=== Extracted data ===

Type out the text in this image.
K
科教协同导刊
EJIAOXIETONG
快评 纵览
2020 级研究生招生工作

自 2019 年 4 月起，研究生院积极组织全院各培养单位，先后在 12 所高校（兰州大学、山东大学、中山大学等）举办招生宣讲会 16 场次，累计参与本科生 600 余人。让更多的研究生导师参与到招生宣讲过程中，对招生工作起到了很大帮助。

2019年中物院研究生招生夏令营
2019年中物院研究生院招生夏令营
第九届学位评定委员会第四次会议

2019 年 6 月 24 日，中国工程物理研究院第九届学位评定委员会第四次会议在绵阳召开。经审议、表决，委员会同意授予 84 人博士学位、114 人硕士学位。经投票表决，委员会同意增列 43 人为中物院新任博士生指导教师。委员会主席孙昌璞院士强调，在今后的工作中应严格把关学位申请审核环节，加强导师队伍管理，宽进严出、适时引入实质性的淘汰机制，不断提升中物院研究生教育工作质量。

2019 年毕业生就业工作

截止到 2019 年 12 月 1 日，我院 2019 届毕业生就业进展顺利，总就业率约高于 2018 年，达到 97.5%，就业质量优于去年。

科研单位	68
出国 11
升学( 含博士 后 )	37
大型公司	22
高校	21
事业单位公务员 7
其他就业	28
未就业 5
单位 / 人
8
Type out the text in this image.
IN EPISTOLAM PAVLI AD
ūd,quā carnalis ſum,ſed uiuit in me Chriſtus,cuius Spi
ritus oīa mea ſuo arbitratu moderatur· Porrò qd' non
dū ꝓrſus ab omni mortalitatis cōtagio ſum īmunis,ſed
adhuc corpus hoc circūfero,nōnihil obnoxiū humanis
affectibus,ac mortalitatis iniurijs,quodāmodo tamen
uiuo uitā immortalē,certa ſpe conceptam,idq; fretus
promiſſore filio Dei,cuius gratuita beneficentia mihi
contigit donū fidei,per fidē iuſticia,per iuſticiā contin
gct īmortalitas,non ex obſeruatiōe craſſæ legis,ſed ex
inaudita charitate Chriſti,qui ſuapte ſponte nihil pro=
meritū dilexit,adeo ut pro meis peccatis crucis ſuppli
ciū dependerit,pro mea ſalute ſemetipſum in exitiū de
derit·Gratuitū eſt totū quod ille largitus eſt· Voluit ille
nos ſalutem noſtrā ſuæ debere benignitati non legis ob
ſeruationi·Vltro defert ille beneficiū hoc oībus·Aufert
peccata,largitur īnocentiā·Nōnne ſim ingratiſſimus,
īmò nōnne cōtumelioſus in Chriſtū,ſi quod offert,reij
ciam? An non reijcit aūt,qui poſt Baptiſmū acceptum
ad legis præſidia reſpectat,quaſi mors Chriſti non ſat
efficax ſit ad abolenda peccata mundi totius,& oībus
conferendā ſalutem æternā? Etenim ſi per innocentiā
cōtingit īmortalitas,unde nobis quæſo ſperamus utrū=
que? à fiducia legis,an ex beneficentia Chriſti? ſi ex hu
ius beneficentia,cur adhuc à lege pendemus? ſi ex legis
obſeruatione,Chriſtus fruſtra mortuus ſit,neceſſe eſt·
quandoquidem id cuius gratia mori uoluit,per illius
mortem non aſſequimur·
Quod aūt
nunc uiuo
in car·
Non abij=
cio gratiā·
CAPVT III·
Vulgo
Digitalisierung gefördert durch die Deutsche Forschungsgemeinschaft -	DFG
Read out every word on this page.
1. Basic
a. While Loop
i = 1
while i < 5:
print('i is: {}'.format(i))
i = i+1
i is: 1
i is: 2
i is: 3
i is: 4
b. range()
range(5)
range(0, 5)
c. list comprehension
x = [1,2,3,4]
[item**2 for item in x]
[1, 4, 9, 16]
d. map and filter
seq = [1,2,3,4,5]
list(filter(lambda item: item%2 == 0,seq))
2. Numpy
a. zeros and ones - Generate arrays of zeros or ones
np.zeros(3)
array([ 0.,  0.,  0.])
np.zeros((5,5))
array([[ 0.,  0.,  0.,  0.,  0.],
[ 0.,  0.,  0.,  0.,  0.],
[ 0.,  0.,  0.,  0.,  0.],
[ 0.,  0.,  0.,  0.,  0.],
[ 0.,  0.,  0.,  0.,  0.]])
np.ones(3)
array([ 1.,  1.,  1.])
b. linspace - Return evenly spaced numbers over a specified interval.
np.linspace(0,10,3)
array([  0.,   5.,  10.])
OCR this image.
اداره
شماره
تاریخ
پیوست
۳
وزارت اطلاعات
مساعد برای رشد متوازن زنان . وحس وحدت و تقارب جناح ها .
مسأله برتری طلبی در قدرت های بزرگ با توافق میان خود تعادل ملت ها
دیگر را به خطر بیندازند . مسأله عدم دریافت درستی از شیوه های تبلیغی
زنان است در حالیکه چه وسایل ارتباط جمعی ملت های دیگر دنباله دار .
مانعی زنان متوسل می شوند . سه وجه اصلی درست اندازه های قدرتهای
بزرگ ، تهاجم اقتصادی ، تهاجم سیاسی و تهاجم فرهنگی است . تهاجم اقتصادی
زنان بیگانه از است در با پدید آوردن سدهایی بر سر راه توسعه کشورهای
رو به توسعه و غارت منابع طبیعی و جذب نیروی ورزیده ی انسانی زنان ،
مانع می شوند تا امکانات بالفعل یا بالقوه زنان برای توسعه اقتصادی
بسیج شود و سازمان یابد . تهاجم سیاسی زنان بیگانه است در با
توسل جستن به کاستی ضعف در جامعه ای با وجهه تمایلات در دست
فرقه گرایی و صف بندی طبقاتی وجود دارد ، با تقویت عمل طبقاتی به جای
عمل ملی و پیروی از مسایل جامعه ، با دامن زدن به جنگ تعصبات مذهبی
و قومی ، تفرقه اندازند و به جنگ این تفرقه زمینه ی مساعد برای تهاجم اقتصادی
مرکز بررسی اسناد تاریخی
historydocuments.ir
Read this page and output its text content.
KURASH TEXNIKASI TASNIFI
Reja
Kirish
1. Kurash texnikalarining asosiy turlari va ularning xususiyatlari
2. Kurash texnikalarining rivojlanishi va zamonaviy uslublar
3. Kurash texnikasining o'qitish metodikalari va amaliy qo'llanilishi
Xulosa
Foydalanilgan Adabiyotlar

===

Requirement:
Copy every record exactly, with nothing added or dropped.

Output for this task:
Type out the text in this image.
K
科教协同导刊
EJIAOXIETONG
快评 纵览
2020 级研究生招生工作

自 2019 年 4 月起，研究生院积极组织全院各培养单位，先后在 12 所高校（兰州大学、山东大学、中山大学等）举办招生宣讲会 16 场次，累计参与本科生 600 余人。让更多的研究生导师参与到招生宣讲过程中，对招生工作起到了很大帮助。

2019年中物院研究生招生夏令营
2019年中物院研究生院招生夏令营
第九届学位评定委员会第四次会议

2019 年 6 月 24 日，中国工程物理研究院第九届学位评定委员会第四次会议在绵阳召开。经审议、表决，委员会同意授予 84 人博士学位、114 人硕士学位。经投票表决，委员会同意增列 43 人为中物院新任博士生指导教师。委员会主席孙昌璞院士强调，在今后的工作中应严格把关学位申请审核环节，加强导师队伍管理，宽进严出、适时引入实质性的淘汰机制，不断提升中物院研究生教育工作质量。

2019 年毕业生就业工作

截止到 2019 年 12 月 1 日，我院 2019 届毕业生就业进展顺利，总就业率约高于 2018 年，达到 97.5%，就业质量优于去年。

科研单位	68
出国 11
升学( 含博士 后 )	37
大型公司	22
高校	21
事业单位公务员 7
其他就业	28
未就业 5
单位 / 人
8
Type out the text in this image.
IN EPISTOLAM PAVLI AD
ūd,quā carnalis ſum,ſed uiuit in me Chriſtus,cuius Spi
ritus oīa mea ſuo arbitratu moderatur· Porrò qd' non
dū ꝓrſus ab omni mortalitatis cōtagio ſum īmunis,ſed
adhuc corpus hoc circūfero,nōnihil obnoxiū humanis
affectibus,ac mortalitatis iniurijs,quodāmodo tamen
uiuo uitā immortalē,certa ſpe conceptam,idq; fretus
promiſſore filio Dei,cuius gratuita beneficentia mihi
contigit donū fidei,per fidē iuſticia,per iuſticiā contin
gct īmortalitas,non ex obſeruatiōe craſſæ legis,ſed ex
inaudita charitate Chriſti,qui ſuapte ſponte nihil pro=
meritū dilexit,adeo ut pro meis peccatis crucis ſuppli
ciū dependerit,pro mea ſalute ſemetipſum in exitiū de
derit·Gratuitū eſt totū quod ille largitus eſt· Voluit ille
nos ſalutem noſtrā ſuæ debere benignitati non legis ob
ſeruationi·Vltro defert ille beneficiū hoc oībus·Aufert
peccata,largitur īnocentiā·Nōnne ſim ingratiſſimus,
īmò nōnne cōtumelioſus in Chriſtū,ſi quod offert,reij
ciam? An non reijcit aūt,qui poſt Baptiſmū acceptum
ad legis præſidia reſpectat,quaſi mors Chriſti non ſat
efficax ſit ad abolenda peccata mundi totius,& oībus
conferendā ſalutem æternā? Etenim ſi per innocentiā
cōtingit īmortalitas,unde nobis quæſo ſperamus utrū=
que? à fiducia legis,an ex beneficentia Chriſti? ſi ex hu
ius beneficentia,cur adhuc à lege pendemus? ſi ex legis
obſeruatione,Chriſtus fruſtra mortuus ſit,neceſſe eſt·
quandoquidem id cuius gratia mori uoluit,per illius
mortem non aſſequimur·
Quod aūt
nunc uiuo
in car·
Non abij=
cio gratiā·
CAPVT III·
Vulgo
Digitalisierung gefördert durch die Deutsche Forschungsgemeinschaft -	DFG
Read out every word on this page.
1. Basic
a. While Loop
i = 1
while i < 5:
print('i is: {}'.format(i))
i = i+1
i is: 1
i is: 2
i is: 3
i is: 4
b. range()
range(5)
range(0, 5)
c. list comprehension
x = [1,2,3,4]
[item**2 for item in x]
[1, 4, 9, 16]
d. map and filter
seq = [1,2,3,4,5]
list(filter(lambda item: item%2 == 0,seq))
2. Numpy
a. zeros and ones - Generate arrays of zeros or ones
np.zeros(3)
array([ 0.,  0.,  0.])
np.zeros((5,5))
array([[ 0.,  0.,  0.,  0.,  0.],
[ 0.,  0.,  0.,  0.,  0.],
[ 0.,  0.,  0.,  0.,  0.],
[ 0.,  0.,  0.,  0.,  0.],
[ 0.,  0.,  0.,  0.,  0.]])
np.ones(3)
array([ 1.,  1.,  1.])
b. linspace - Return evenly spaced numbers over a specified interval.
np.linspace(0,10,3)
array([  0.,   5.,  10.])
OCR this image.
اداره
شماره
تاریخ
پیوست
۳
وزارت اطلاعات
مساعد برای رشد متوازن زنان . وحس وحدت و تقارب جناح ها .
مسأله برتری طلبی در قدرت های بزرگ با توافق میان خود تعادل ملت ها
دیگر را به خطر بیندازند . مسأله عدم دریافت درستی از شیوه های تبلیغی
زنان است در حالیکه چه وسایل ارتباط جمعی ملت های دیگر دنباله دار .
مانعی زنان متوسل می شوند . سه وجه اصلی درست اندازه های قدرتهای
بزرگ ، تهاجم اقتصادی ، تهاجم سیاسی و تهاجم فرهنگی است . تهاجم اقتصادی
زنان بیگانه از است در با پدید آوردن سدهایی بر سر راه توسعه کشورهای
رو به توسعه و غارت منابع طبیعی و جذب نیروی ورزیده ی انسانی زنان ،
مانع می شوند تا امکانات بالفعل یا بالقوه زنان برای توسعه اقتصادی
بسیج شود و سازمان یابد . تهاجم سیاسی زنان بیگانه است در با
توسل جستن به کاستی ضعف در جامعه ای با وجهه تمایلات در دست
فرقه گرایی و صف بندی طبقاتی وجود دارد ، با تقویت عمل طبقاتی به جای
عمل ملی و پیروی از مسایل جامعه ، با دامن زدن به جنگ تعصبات مذهبی
و قومی ، تفرقه اندازند و به جنگ این تفرقه زمینه ی مساعد برای تهاجم اقتصادی
مرکز بررسی اسناد تاریخی
historydocuments.ir
Read this page and output its text content.
KURASH TEXNIKASI TASNIFI
Reja
Kirish
1. Kurash texnikalarining asosiy turlari va ularning xususiyatlari
2. Kurash texnikalarining rivojlanishi va zamonaviy uslublar
3. Kurash texnikasining o'qitish metodikalari va amaliy qo'llanilishi
Xulosa
Foydalanilgan Adabiyotlar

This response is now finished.